→ **GIVEN INSTRUCTION**: Give a count of the lines below that have the string "nämligen" in them, with no other words.

──────────

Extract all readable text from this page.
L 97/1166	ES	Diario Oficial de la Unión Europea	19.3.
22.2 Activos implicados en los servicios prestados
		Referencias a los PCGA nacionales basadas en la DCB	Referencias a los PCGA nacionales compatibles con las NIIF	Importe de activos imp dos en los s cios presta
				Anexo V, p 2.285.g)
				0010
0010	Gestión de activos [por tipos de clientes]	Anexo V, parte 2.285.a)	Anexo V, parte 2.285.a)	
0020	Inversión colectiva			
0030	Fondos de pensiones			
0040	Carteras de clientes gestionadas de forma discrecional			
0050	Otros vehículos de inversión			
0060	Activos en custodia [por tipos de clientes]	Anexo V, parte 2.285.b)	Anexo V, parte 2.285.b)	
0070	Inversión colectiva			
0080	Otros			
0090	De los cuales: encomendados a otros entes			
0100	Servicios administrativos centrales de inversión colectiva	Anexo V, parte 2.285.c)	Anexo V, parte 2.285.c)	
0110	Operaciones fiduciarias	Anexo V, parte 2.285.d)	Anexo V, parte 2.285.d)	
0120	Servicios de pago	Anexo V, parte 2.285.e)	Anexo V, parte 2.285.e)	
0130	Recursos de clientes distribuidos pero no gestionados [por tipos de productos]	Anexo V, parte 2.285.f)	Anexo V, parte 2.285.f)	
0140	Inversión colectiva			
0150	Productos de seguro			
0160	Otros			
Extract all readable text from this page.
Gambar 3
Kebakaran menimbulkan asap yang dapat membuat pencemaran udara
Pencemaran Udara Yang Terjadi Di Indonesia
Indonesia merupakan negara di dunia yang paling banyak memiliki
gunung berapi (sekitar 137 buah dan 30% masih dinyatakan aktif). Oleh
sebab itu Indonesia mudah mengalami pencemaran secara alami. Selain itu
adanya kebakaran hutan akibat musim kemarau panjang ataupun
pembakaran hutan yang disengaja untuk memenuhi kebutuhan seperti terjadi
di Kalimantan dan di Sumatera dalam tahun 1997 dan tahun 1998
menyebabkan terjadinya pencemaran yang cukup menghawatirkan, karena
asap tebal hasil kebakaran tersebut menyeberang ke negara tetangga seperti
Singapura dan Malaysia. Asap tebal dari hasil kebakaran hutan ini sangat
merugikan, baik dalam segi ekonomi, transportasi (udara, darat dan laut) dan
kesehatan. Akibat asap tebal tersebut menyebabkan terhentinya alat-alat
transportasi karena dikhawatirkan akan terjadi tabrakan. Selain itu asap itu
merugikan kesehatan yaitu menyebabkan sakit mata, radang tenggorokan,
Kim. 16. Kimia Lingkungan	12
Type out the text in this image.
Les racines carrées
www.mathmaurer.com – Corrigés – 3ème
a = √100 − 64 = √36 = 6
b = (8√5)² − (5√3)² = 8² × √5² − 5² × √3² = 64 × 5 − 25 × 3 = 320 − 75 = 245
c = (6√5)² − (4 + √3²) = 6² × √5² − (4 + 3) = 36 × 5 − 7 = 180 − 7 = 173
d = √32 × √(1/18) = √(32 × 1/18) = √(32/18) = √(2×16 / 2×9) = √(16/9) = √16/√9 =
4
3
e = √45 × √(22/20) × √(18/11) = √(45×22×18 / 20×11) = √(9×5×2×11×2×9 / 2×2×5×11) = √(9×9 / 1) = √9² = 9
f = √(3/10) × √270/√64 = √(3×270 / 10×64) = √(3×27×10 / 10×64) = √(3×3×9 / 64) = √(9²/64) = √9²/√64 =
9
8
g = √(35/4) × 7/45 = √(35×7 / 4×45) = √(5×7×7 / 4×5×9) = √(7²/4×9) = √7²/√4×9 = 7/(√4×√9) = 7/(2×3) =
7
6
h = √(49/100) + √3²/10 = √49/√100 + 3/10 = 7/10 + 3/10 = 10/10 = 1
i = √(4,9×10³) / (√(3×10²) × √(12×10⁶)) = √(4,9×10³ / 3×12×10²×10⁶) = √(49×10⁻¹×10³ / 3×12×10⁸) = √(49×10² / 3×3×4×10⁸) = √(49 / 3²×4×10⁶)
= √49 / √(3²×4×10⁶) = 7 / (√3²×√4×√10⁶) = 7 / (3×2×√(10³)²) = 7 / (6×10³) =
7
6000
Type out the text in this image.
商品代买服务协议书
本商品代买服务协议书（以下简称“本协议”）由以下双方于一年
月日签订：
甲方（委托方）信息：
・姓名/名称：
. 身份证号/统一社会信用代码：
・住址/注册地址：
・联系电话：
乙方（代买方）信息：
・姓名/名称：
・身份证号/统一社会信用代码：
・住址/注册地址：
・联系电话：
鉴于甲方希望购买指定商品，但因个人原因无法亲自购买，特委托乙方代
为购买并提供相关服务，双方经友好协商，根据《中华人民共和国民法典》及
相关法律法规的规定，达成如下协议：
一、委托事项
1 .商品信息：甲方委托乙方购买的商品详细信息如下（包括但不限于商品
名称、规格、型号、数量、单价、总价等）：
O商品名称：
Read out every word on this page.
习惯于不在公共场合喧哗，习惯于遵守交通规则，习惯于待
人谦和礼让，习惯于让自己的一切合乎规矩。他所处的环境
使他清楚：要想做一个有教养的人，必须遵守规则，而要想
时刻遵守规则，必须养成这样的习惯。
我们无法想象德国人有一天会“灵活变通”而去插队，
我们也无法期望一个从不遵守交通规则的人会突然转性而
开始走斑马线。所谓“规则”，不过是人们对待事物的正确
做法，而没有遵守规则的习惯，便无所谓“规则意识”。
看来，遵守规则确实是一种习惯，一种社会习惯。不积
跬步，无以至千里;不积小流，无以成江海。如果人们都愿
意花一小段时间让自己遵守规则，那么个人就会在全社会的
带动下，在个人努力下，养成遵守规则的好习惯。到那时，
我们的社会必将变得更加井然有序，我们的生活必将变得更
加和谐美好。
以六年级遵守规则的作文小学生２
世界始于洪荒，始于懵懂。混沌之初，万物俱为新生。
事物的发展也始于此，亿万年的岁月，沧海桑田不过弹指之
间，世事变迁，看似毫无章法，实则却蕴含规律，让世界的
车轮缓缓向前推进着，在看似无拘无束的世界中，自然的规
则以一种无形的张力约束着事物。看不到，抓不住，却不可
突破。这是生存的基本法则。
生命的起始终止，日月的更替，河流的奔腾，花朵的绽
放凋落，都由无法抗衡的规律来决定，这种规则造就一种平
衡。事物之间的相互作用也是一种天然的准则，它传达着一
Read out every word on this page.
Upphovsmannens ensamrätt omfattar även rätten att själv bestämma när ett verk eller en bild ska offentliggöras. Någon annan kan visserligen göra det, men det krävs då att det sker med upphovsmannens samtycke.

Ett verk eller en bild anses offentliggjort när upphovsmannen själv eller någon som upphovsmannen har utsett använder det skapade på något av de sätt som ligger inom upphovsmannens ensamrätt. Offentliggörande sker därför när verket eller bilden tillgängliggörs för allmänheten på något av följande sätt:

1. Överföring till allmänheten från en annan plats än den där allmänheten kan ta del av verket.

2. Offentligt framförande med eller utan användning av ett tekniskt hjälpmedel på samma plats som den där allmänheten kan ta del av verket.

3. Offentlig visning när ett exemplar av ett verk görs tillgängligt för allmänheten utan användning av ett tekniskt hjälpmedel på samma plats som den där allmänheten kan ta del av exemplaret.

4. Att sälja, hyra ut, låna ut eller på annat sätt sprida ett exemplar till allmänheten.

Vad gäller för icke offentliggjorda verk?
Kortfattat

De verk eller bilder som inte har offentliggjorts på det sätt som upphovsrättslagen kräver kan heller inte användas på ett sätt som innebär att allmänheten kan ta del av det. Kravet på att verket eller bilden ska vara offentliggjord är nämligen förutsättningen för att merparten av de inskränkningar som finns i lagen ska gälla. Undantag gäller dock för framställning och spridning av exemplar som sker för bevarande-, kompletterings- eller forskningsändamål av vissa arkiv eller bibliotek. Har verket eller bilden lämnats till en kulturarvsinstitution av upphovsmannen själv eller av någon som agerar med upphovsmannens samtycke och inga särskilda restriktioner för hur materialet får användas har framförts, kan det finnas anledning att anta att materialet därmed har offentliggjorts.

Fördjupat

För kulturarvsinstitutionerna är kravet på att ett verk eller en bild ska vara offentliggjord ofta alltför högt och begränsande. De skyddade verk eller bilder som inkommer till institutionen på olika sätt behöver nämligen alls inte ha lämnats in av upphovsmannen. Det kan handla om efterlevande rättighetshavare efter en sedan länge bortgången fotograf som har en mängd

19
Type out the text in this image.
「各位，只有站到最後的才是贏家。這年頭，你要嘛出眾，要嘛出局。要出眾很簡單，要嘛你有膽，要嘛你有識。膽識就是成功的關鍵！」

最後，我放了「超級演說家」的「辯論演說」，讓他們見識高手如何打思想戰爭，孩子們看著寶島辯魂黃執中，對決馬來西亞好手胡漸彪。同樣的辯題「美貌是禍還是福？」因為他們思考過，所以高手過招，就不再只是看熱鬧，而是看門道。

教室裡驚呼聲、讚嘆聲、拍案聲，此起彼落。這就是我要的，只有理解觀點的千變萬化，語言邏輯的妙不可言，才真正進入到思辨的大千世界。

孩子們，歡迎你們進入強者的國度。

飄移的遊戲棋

──────────

→ **SOLUTION TO THIS PROBLEM**: 2